> [EXERCISE PROMPT] Omit every picture and return the rest of the data unaltered.

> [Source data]

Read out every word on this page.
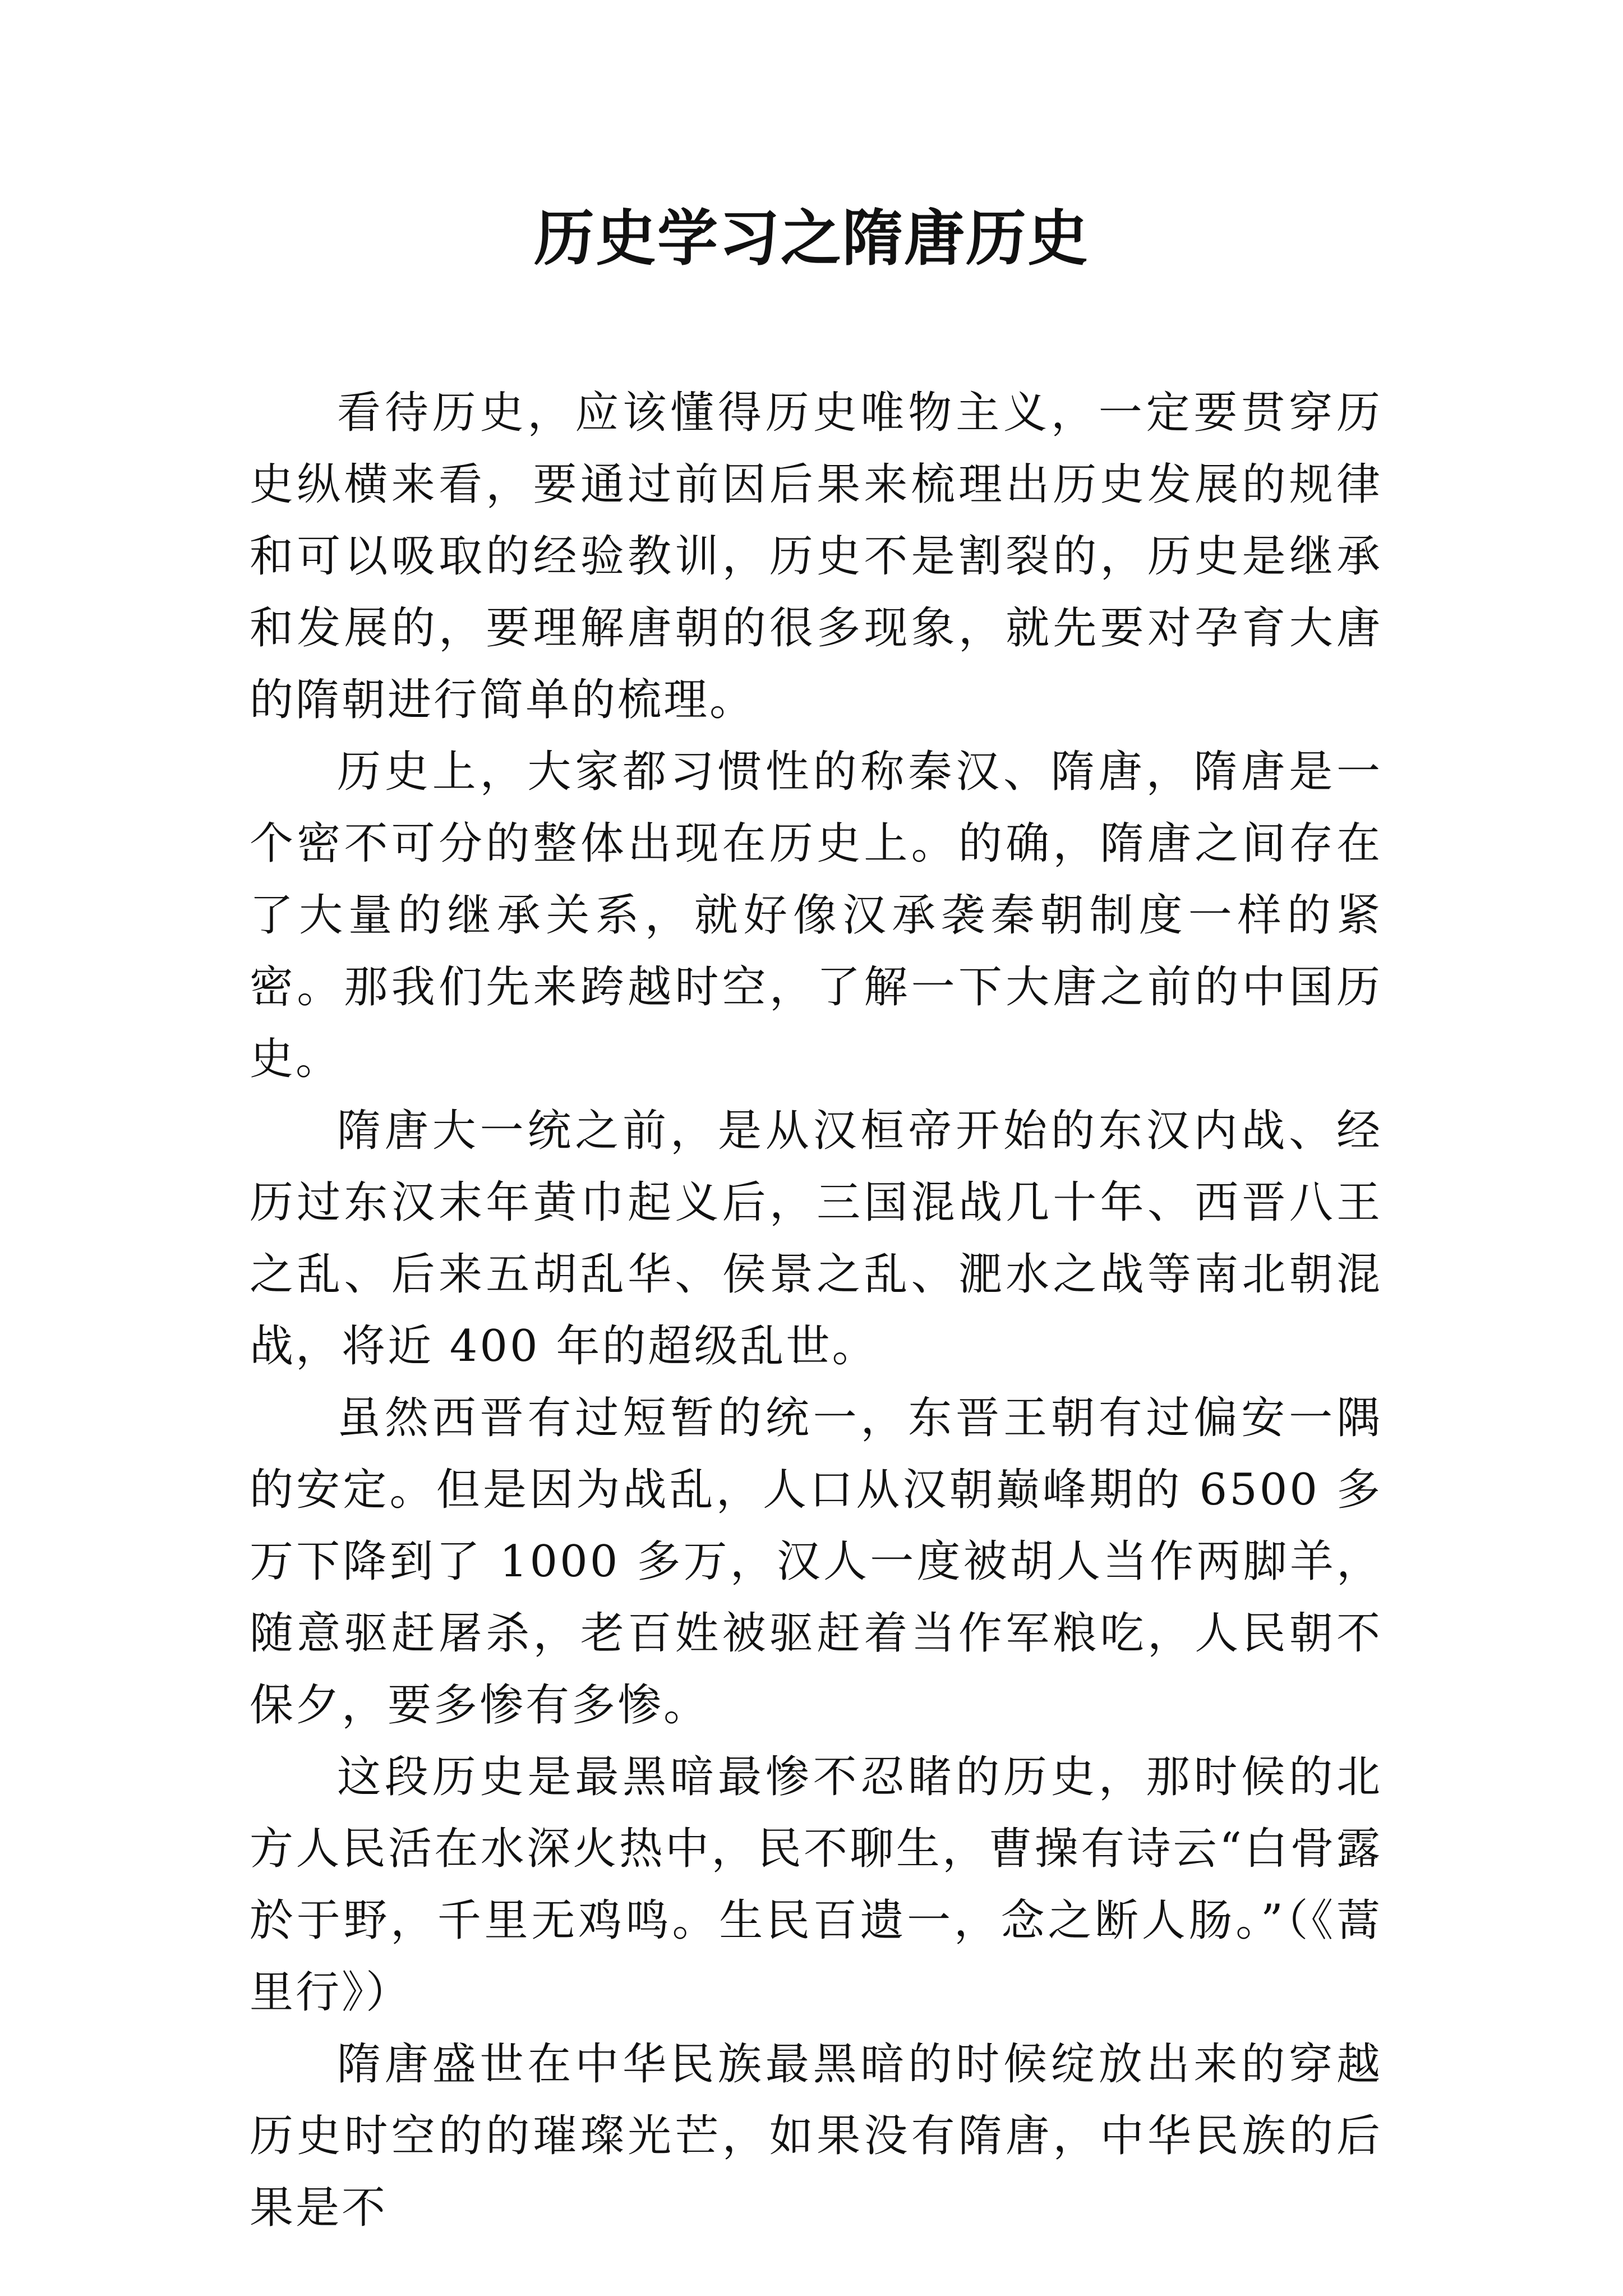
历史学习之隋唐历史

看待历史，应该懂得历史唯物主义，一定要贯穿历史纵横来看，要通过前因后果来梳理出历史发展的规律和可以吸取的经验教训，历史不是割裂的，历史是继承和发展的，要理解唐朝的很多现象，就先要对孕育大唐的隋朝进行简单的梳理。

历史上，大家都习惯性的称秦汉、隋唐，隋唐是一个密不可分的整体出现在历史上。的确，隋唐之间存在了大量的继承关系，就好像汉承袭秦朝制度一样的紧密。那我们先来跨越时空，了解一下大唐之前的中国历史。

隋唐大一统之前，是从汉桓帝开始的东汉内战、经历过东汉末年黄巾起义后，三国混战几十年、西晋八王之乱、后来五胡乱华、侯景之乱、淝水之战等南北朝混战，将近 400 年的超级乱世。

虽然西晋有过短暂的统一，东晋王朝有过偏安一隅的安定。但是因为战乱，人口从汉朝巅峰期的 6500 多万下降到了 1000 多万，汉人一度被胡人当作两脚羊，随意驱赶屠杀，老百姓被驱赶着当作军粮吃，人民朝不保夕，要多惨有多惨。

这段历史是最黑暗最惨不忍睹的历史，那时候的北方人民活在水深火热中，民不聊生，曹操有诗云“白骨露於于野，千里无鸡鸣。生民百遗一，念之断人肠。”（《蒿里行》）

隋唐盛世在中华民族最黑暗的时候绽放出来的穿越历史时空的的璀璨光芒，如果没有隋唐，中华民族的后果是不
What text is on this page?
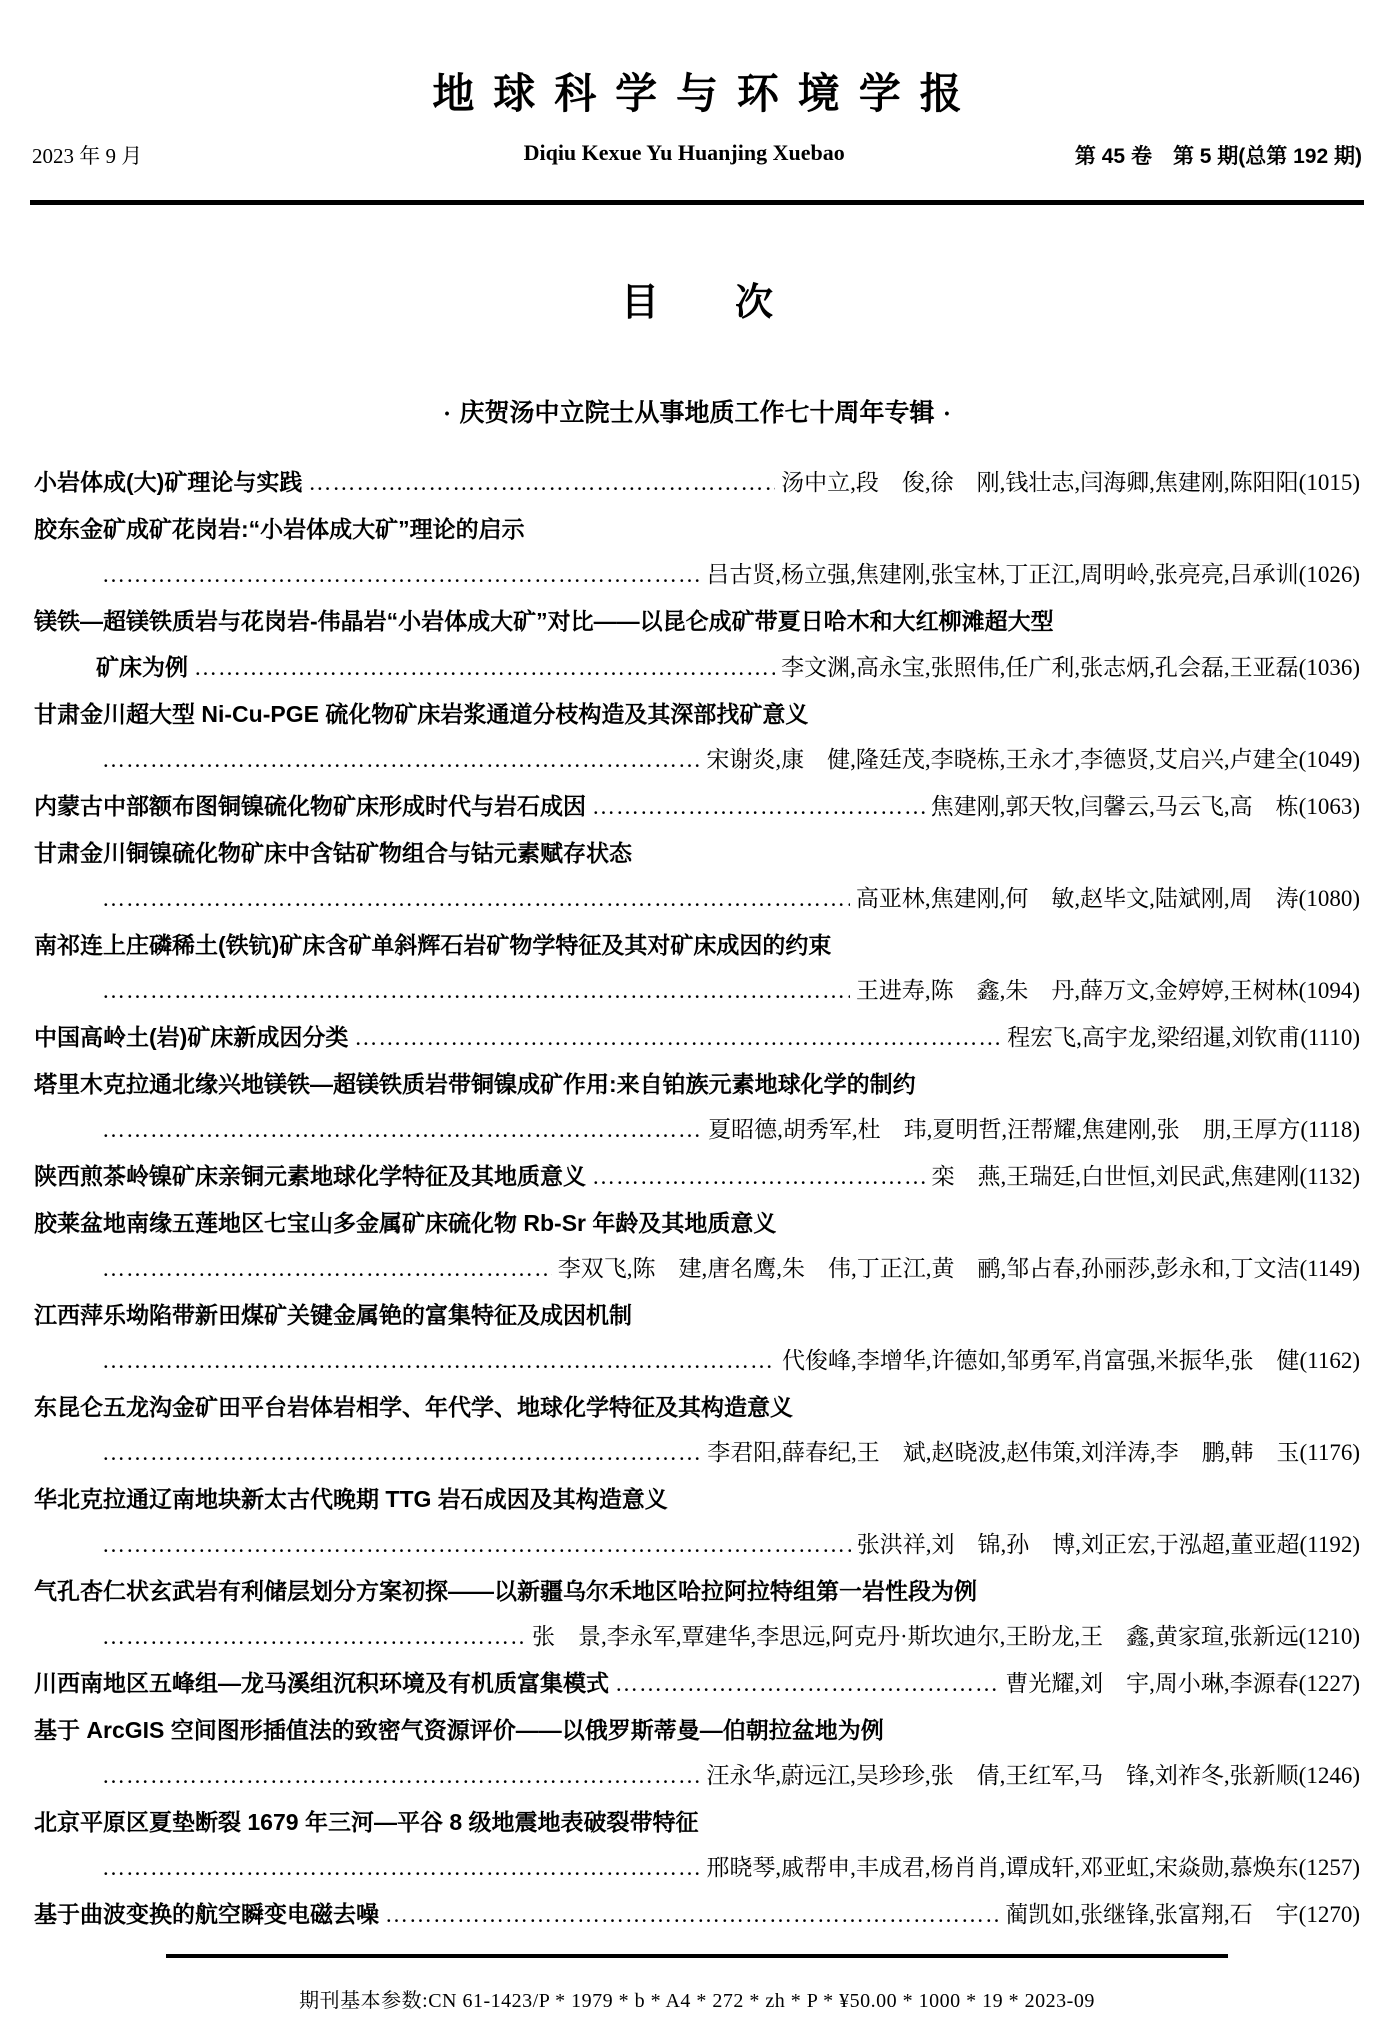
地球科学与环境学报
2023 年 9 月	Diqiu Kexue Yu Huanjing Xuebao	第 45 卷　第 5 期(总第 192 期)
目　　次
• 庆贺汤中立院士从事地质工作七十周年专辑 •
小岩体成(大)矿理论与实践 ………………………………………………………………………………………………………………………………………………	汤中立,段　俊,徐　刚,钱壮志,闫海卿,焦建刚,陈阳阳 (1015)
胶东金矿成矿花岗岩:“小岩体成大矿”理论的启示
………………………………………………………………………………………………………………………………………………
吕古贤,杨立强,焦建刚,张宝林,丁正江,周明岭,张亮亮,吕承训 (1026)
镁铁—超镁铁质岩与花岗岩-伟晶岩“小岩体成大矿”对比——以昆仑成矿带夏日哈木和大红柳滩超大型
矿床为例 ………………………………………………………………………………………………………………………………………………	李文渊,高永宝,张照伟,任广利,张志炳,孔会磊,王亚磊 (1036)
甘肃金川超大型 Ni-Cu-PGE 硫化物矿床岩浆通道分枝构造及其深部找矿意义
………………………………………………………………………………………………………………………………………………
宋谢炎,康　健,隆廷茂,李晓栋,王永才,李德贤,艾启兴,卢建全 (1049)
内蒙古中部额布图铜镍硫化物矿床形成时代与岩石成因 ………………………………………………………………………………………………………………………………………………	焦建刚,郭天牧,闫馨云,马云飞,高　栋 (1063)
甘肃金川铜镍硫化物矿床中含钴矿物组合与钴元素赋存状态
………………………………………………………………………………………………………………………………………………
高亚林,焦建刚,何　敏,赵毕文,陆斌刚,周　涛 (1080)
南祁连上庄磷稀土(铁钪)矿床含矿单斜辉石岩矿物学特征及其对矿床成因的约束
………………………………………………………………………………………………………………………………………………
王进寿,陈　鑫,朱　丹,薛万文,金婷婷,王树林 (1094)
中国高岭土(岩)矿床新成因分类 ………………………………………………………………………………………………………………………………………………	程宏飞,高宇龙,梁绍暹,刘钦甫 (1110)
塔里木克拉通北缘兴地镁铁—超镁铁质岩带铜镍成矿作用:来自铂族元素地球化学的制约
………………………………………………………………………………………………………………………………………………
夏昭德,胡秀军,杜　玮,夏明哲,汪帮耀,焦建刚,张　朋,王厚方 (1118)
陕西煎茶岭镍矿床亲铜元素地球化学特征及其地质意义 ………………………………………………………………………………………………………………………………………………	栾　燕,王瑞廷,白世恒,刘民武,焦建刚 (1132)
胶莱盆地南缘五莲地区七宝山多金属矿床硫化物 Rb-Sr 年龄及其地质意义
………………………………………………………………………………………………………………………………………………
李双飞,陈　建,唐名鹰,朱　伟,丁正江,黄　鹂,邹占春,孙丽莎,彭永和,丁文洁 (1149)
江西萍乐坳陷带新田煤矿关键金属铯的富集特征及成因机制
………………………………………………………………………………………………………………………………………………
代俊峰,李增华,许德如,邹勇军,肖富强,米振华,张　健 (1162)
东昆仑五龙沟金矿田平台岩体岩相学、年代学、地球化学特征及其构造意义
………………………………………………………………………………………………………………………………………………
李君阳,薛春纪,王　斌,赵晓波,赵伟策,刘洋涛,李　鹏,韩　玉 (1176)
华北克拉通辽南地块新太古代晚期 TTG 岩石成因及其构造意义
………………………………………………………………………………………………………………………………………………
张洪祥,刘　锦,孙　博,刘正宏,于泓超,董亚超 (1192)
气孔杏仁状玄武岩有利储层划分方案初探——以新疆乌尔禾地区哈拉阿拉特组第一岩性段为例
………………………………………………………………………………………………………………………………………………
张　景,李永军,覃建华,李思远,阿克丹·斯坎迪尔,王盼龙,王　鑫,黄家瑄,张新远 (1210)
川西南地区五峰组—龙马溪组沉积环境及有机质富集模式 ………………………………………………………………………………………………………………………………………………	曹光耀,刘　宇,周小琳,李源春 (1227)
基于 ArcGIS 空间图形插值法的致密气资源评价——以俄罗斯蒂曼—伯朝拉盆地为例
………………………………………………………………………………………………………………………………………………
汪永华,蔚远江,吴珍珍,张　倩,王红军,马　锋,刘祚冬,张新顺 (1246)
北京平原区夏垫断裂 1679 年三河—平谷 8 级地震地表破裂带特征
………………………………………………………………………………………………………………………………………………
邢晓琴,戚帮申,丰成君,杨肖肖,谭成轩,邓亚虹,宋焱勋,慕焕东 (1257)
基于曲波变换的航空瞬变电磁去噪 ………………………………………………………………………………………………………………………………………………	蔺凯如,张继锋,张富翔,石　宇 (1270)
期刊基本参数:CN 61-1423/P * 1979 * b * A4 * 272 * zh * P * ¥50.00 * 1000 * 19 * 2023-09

> [TASK ANSWER]
Read out every word on this page.
历史学习之隋唐历史

看待历史，应该懂得历史唯物主义，一定要贯穿历史纵横来看，要通过前因后果来梳理出历史发展的规律和可以吸取的经验教训，历史不是割裂的，历史是继承和发展的，要理解唐朝的很多现象，就先要对孕育大唐的隋朝进行简单的梳理。

历史上，大家都习惯性的称秦汉、隋唐，隋唐是一个密不可分的整体出现在历史上。的确，隋唐之间存在了大量的继承关系，就好像汉承袭秦朝制度一样的紧密。那我们先来跨越时空，了解一下大唐之前的中国历史。

隋唐大一统之前，是从汉桓帝开始的东汉内战、经历过东汉末年黄巾起义后，三国混战几十年、西晋八王之乱、后来五胡乱华、侯景之乱、淝水之战等南北朝混战，将近 400 年的超级乱世。

虽然西晋有过短暂的统一，东晋王朝有过偏安一隅的安定。但是因为战乱，人口从汉朝巅峰期的 6500 多万下降到了 1000 多万，汉人一度被胡人当作两脚羊，随意驱赶屠杀，老百姓被驱赶着当作军粮吃，人民朝不保夕，要多惨有多惨。

这段历史是最黑暗最惨不忍睹的历史，那时候的北方人民活在水深火热中，民不聊生，曹操有诗云“白骨露於于野，千里无鸡鸣。生民百遗一，念之断人肠。”（《蒿里行》）

隋唐盛世在中华民族最黑暗的时候绽放出来的穿越历史时空的的璀璨光芒，如果没有隋唐，中华民族的后果是不
What text is on this page?
地球科学与环境学报
2023 年 9 月	Diqiu Kexue Yu Huanjing Xuebao	第 45 卷　第 5 期(总第 192 期)
目　　次
• 庆贺汤中立院士从事地质工作七十周年专辑 •
小岩体成(大)矿理论与实践 ………………………………………………………………………………………………………………………………………………	汤中立,段　俊,徐　刚,钱壮志,闫海卿,焦建刚,陈阳阳 (1015)
胶东金矿成矿花岗岩:“小岩体成大矿”理论的启示
………………………………………………………………………………………………………………………………………………
吕古贤,杨立强,焦建刚,张宝林,丁正江,周明岭,张亮亮,吕承训 (1026)
镁铁—超镁铁质岩与花岗岩-伟晶岩“小岩体成大矿”对比——以昆仑成矿带夏日哈木和大红柳滩超大型
矿床为例 ………………………………………………………………………………………………………………………………………………	李文渊,高永宝,张照伟,任广利,张志炳,孔会磊,王亚磊 (1036)
甘肃金川超大型 Ni-Cu-PGE 硫化物矿床岩浆通道分枝构造及其深部找矿意义
………………………………………………………………………………………………………………………………………………
宋谢炎,康　健,隆廷茂,李晓栋,王永才,李德贤,艾启兴,卢建全 (1049)
内蒙古中部额布图铜镍硫化物矿床形成时代与岩石成因 ………………………………………………………………………………………………………………………………………………	焦建刚,郭天牧,闫馨云,马云飞,高　栋 (1063)
甘肃金川铜镍硫化物矿床中含钴矿物组合与钴元素赋存状态
………………………………………………………………………………………………………………………………………………
高亚林,焦建刚,何　敏,赵毕文,陆斌刚,周　涛 (1080)
南祁连上庄磷稀土(铁钪)矿床含矿单斜辉石岩矿物学特征及其对矿床成因的约束
………………………………………………………………………………………………………………………………………………
王进寿,陈　鑫,朱　丹,薛万文,金婷婷,王树林 (1094)
中国高岭土(岩)矿床新成因分类 ………………………………………………………………………………………………………………………………………………	程宏飞,高宇龙,梁绍暹,刘钦甫 (1110)
塔里木克拉通北缘兴地镁铁—超镁铁质岩带铜镍成矿作用:来自铂族元素地球化学的制约
………………………………………………………………………………………………………………………………………………
夏昭德,胡秀军,杜　玮,夏明哲,汪帮耀,焦建刚,张　朋,王厚方 (1118)
陕西煎茶岭镍矿床亲铜元素地球化学特征及其地质意义 ………………………………………………………………………………………………………………………………………………	栾　燕,王瑞廷,白世恒,刘民武,焦建刚 (1132)
胶莱盆地南缘五莲地区七宝山多金属矿床硫化物 Rb-Sr 年龄及其地质意义
………………………………………………………………………………………………………………………………………………
李双飞,陈　建,唐名鹰,朱　伟,丁正江,黄　鹂,邹占春,孙丽莎,彭永和,丁文洁 (1149)
江西萍乐坳陷带新田煤矿关键金属铯的富集特征及成因机制
………………………………………………………………………………………………………………………………………………
代俊峰,李增华,许德如,邹勇军,肖富强,米振华,张　健 (1162)
东昆仑五龙沟金矿田平台岩体岩相学、年代学、地球化学特征及其构造意义
………………………………………………………………………………………………………………………………………………
李君阳,薛春纪,王　斌,赵晓波,赵伟策,刘洋涛,李　鹏,韩　玉 (1176)
华北克拉通辽南地块新太古代晚期 TTG 岩石成因及其构造意义
………………………………………………………………………………………………………………………………………………
张洪祥,刘　锦,孙　博,刘正宏,于泓超,董亚超 (1192)
气孔杏仁状玄武岩有利储层划分方案初探——以新疆乌尔禾地区哈拉阿拉特组第一岩性段为例
………………………………………………………………………………………………………………………………………………
张　景,李永军,覃建华,李思远,阿克丹·斯坎迪尔,王盼龙,王　鑫,黄家瑄,张新远 (1210)
川西南地区五峰组—龙马溪组沉积环境及有机质富集模式 ………………………………………………………………………………………………………………………………………………	曹光耀,刘　宇,周小琳,李源春 (1227)
基于 ArcGIS 空间图形插值法的致密气资源评价——以俄罗斯蒂曼—伯朝拉盆地为例
………………………………………………………………………………………………………………………………………………
汪永华,蔚远江,吴珍珍,张　倩,王红军,马　锋,刘祚冬,张新顺 (1246)
北京平原区夏垫断裂 1679 年三河—平谷 8 级地震地表破裂带特征
………………………………………………………………………………………………………………………………………………
邢晓琴,戚帮申,丰成君,杨肖肖,谭成轩,邓亚虹,宋焱勋,慕焕东 (1257)
基于曲波变换的航空瞬变电磁去噪 ………………………………………………………………………………………………………………………………………………	蔺凯如,张继锋,张富翔,石　宇 (1270)
期刊基本参数:CN 61-1423/P * 1979 * b * A4 * 272 * zh * P * ¥50.00 * 1000 * 19 * 2023-09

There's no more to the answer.